[START OF Material for this task]

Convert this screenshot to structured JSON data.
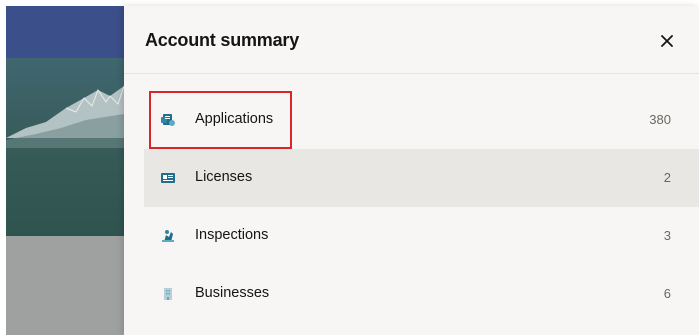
{
  "drawer": {
    "title": "Account summary",
    "close_icon": "close-icon"
  },
  "items": [
    {
      "label": "Applications",
      "count": "380",
      "icon": "applications-icon"
    },
    {
      "label": "Licenses",
      "count": "2",
      "icon": "license-icon"
    },
    {
      "label": "Inspections",
      "count": "3",
      "icon": "inspection-icon"
    },
    {
      "label": "Businesses",
      "count": "6",
      "icon": "business-icon"
    }
  ],
  "colors": {
    "drawer_bg": "#f8f6f4",
    "selected_bg": "#e9e7e4",
    "highlight": "#d92626",
    "icon_accent": "#1e6e8c"
  }
}
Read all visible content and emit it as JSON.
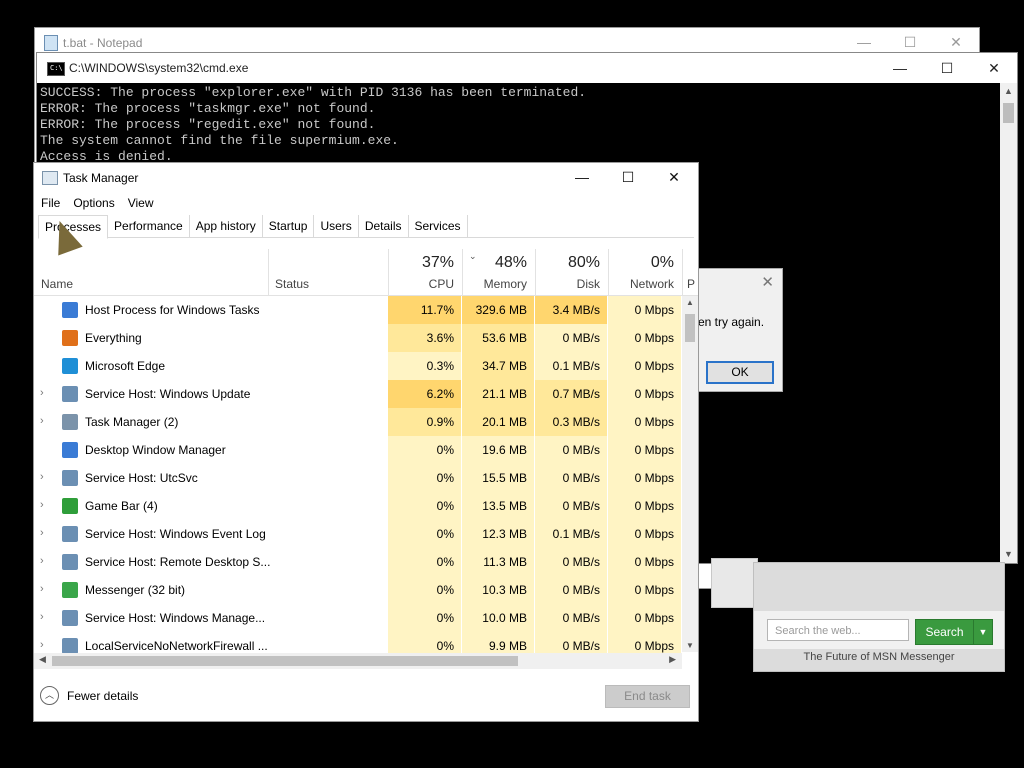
{
  "notepad": {
    "title": "t.bat - Notepad",
    "min": "—",
    "max": "☐",
    "close": "✕"
  },
  "cmd": {
    "title": "C:\\WINDOWS\\system32\\cmd.exe",
    "icon_text": "C:\\",
    "min": "—",
    "max": "☐",
    "close": "✕",
    "lines": [
      "SUCCESS: The process \"explorer.exe\" with PID 3136 has been terminated.",
      "ERROR: The process \"taskmgr.exe\" not found.",
      "ERROR: The process \"regedit.exe\" not found.",
      "The system cannot find the file supermium.exe.",
      "Access is denied."
    ]
  },
  "dialog": {
    "message": "en try again.",
    "ok": "OK",
    "close": "✕"
  },
  "msn": {
    "search_placeholder": "Search the web...",
    "search_button": "Search",
    "footer": "The Future of MSN Messenger"
  },
  "taskmanager": {
    "title": "Task Manager",
    "min": "—",
    "max": "☐",
    "close": "✕",
    "menu": [
      "File",
      "Options",
      "View"
    ],
    "tabs": [
      "Processes",
      "Performance",
      "App history",
      "Startup",
      "Users",
      "Details",
      "Services"
    ],
    "columns": {
      "name": "Name",
      "status": "Status",
      "cpu_pct": "37%",
      "cpu": "CPU",
      "mem_pct": "48%",
      "mem": "Memory",
      "disk_pct": "80%",
      "disk": "Disk",
      "net_pct": "0%",
      "net": "Network",
      "extra": "P"
    },
    "processes": [
      {
        "name": "Host Process for Windows Tasks",
        "cpu": "11.7%",
        "mem": "329.6 MB",
        "disk": "3.4 MB/s",
        "net": "0 Mbps",
        "exp": false,
        "icon": "window-icon",
        "color": "#3a7bd5"
      },
      {
        "name": "Everything",
        "cpu": "3.6%",
        "mem": "53.6 MB",
        "disk": "0 MB/s",
        "net": "0 Mbps",
        "exp": false,
        "icon": "magnifier-icon",
        "color": "#e0701a"
      },
      {
        "name": "Microsoft Edge",
        "cpu": "0.3%",
        "mem": "34.7 MB",
        "disk": "0.1 MB/s",
        "net": "0 Mbps",
        "exp": false,
        "icon": "edge-icon",
        "color": "#1f8fd6"
      },
      {
        "name": "Service Host: Windows Update",
        "cpu": "6.2%",
        "mem": "21.1 MB",
        "disk": "0.7 MB/s",
        "net": "0 Mbps",
        "exp": true,
        "icon": "gear-icon",
        "color": "#6b8fb3"
      },
      {
        "name": "Task Manager (2)",
        "cpu": "0.9%",
        "mem": "20.1 MB",
        "disk": "0.3 MB/s",
        "net": "0 Mbps",
        "exp": true,
        "icon": "taskmanager-icon",
        "color": "#7b93aa"
      },
      {
        "name": "Desktop Window Manager",
        "cpu": "0%",
        "mem": "19.6 MB",
        "disk": "0 MB/s",
        "net": "0 Mbps",
        "exp": false,
        "icon": "window-icon",
        "color": "#3a7bd5"
      },
      {
        "name": "Service Host: UtcSvc",
        "cpu": "0%",
        "mem": "15.5 MB",
        "disk": "0 MB/s",
        "net": "0 Mbps",
        "exp": true,
        "icon": "gear-icon",
        "color": "#6b8fb3"
      },
      {
        "name": "Game Bar (4)",
        "cpu": "0%",
        "mem": "13.5 MB",
        "disk": "0 MB/s",
        "net": "0 Mbps",
        "exp": true,
        "icon": "gamebar-icon",
        "color": "#2f9e3a"
      },
      {
        "name": "Service Host: Windows Event Log",
        "cpu": "0%",
        "mem": "12.3 MB",
        "disk": "0.1 MB/s",
        "net": "0 Mbps",
        "exp": true,
        "icon": "gear-icon",
        "color": "#6b8fb3"
      },
      {
        "name": "Service Host: Remote Desktop S...",
        "cpu": "0%",
        "mem": "11.3 MB",
        "disk": "0 MB/s",
        "net": "0 Mbps",
        "exp": true,
        "icon": "gear-icon",
        "color": "#6b8fb3"
      },
      {
        "name": "Messenger (32 bit)",
        "cpu": "0%",
        "mem": "10.3 MB",
        "disk": "0 MB/s",
        "net": "0 Mbps",
        "exp": true,
        "icon": "messenger-icon",
        "color": "#3aa64a"
      },
      {
        "name": "Service Host: Windows Manage...",
        "cpu": "0%",
        "mem": "10.0 MB",
        "disk": "0 MB/s",
        "net": "0 Mbps",
        "exp": true,
        "icon": "gear-icon",
        "color": "#6b8fb3"
      },
      {
        "name": "LocalServiceNoNetworkFirewall ...",
        "cpu": "0%",
        "mem": "9.9 MB",
        "disk": "0 MB/s",
        "net": "0 Mbps",
        "exp": true,
        "icon": "gear-icon",
        "color": "#6b8fb3"
      }
    ],
    "fewer_details": "Fewer details",
    "end_task": "End task"
  }
}
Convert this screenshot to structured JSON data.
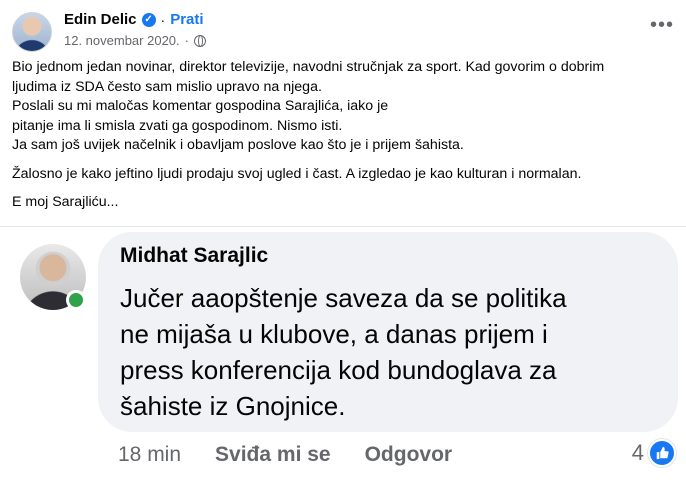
{
  "post": {
    "author": "Edin Delic",
    "separator": "·",
    "follow_label": "Prati",
    "date": "12. novembar 2020.",
    "meta_separator": "·",
    "paragraphs": [
      [
        "Bio jednom jedan novinar, direktor televizije, navodni stručnjak za sport. Kad govorim o dobrim",
        "ljudima iz SDA često sam mislio upravo na njega.",
        "Poslali su mi maločas komentar gospodina Sarajlića, iako je",
        "pitanje ima li smisla zvati ga gospodinom. Nismo isti.",
        "Ja sam još uvijek načelnik i obavljam poslove kao što je i prijem šahista."
      ],
      [
        "Žalosno je kako jeftino ljudi prodaju svoj ugled i čast. A izgledao je kao kulturan i normalan."
      ],
      [
        "E moj Sarajliću..."
      ]
    ]
  },
  "comment": {
    "author": "Midhat Sarajlic",
    "lines": [
      "Jučer aaopštenje saveza da se politika",
      "ne mijaša u klubove, a danas prijem i",
      "press konferencija kod bundoglava za",
      "šahiste iz Gnojnice."
    ],
    "time": "18 min",
    "like_label": "Sviđa mi se",
    "reply_label": "Odgovor",
    "reaction_count": "4"
  },
  "colors": {
    "accent": "#1877f2",
    "bubble": "#f0f2f5",
    "online": "#31a24c",
    "muted": "#65676b"
  },
  "icons": [
    "verified-badge-icon",
    "globe-icon",
    "more-options-icon",
    "like-reaction-icon"
  ]
}
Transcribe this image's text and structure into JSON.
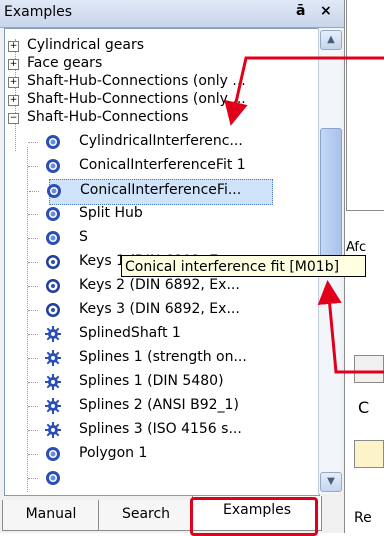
{
  "panel": {
    "title": "Examples",
    "pin_icon": "pin-icon",
    "close_icon": "close-icon",
    "pin_glyph": "ā",
    "close_glyph": "×"
  },
  "tree": {
    "items": [
      {
        "label": "Cylindrical gears",
        "expander": "+"
      },
      {
        "label": "Face gears",
        "expander": "+"
      },
      {
        "label": "Shaft-Hub-Connections (only ...",
        "expander": "+"
      },
      {
        "label": "Shaft-Hub-Connections (only ...",
        "expander": "+"
      },
      {
        "label": "Shaft-Hub-Connections",
        "expander": "−"
      },
      {
        "label": "CylindricalInterferenc...",
        "icon": "sphere-icon"
      },
      {
        "label": "ConicalInterferenceFit 1",
        "icon": "sphere-icon"
      },
      {
        "label": "ConicalInterferenceFi...",
        "icon": "sphere-icon",
        "selected": true
      },
      {
        "label": "Split Hub",
        "icon": "sphere-icon"
      },
      {
        "label": "S",
        "icon": "sphere-icon"
      },
      {
        "label": "Keys 1 (DIN 6892, Ex...",
        "icon": "ring-icon"
      },
      {
        "label": "Keys 2 (DIN 6892, Ex...",
        "icon": "ring-icon"
      },
      {
        "label": "Keys 3 (DIN 6892, Ex...",
        "icon": "ring-icon"
      },
      {
        "label": "SplinedShaft 1",
        "icon": "gear-icon"
      },
      {
        "label": "Splines 1 (strength on...",
        "icon": "gear-icon"
      },
      {
        "label": "Splines 1 (DIN 5480)",
        "icon": "gear-icon"
      },
      {
        "label": "Splines 2 (ANSI B92_1)",
        "icon": "gear-icon"
      },
      {
        "label": "Splines 3 (ISO 4156 s...",
        "icon": "gear-icon"
      },
      {
        "label": "Polygon 1",
        "icon": "sphere-icon"
      },
      {
        "label": "",
        "icon": "sphere-icon"
      }
    ]
  },
  "tooltip": {
    "text": "Conical interference fit [M01b]"
  },
  "tabs": [
    {
      "label": "Manual"
    },
    {
      "label": "Search"
    },
    {
      "label": "Examples",
      "active": true
    }
  ],
  "right_panel": {
    "tab_fragment": "Re",
    "side_letter": "Afc",
    "radio_letter": "C"
  },
  "colors": {
    "annotation_red": "#e0001b",
    "selection": "#cfe3fb",
    "tooltip_bg": "#ffffe1"
  }
}
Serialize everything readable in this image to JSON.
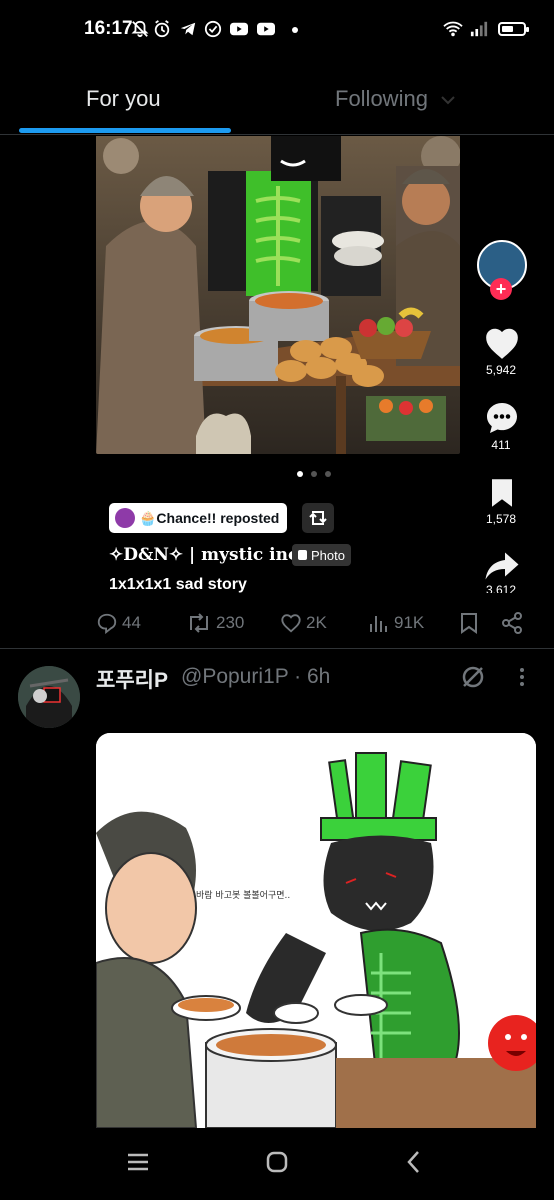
{
  "status_bar": {
    "time": "16:17"
  },
  "tabs": [
    {
      "label": "For you"
    },
    {
      "label": "Following"
    }
  ],
  "post1": {
    "reposted_by": "🧁Chance!! reposted",
    "author_line": "✧D&N✧ | mystic ino",
    "media_badge": "Photo",
    "caption": "1x1x1x1 sad story",
    "side_actions": {
      "likes": "5,942",
      "comments": "411",
      "bookmarks": "1,578",
      "shares": "3,612"
    },
    "actions": {
      "replies": "44",
      "reposts": "230",
      "likes": "2K",
      "views": "91K"
    }
  },
  "post2": {
    "display_name": "포푸리P",
    "handle_time": "@Popuri1P · 6h",
    "image_text": "바람 바고봇 볼볼어구면.."
  },
  "colors": {
    "accent": "#1d9bf0",
    "like_red": "#fe2c55",
    "muted": "#71767b"
  }
}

[END OF Material for this task]

What you need to do
Using the material above, report each line where "Splines" occurs.

Result below
        "label": "Splines 1 (strength on...",
        "label": "Splines 1 (DIN 5480)",
        "label": "Splines 2 (ANSI B92_1)",
        "label": "Splines 3 (ISO 4156 s...",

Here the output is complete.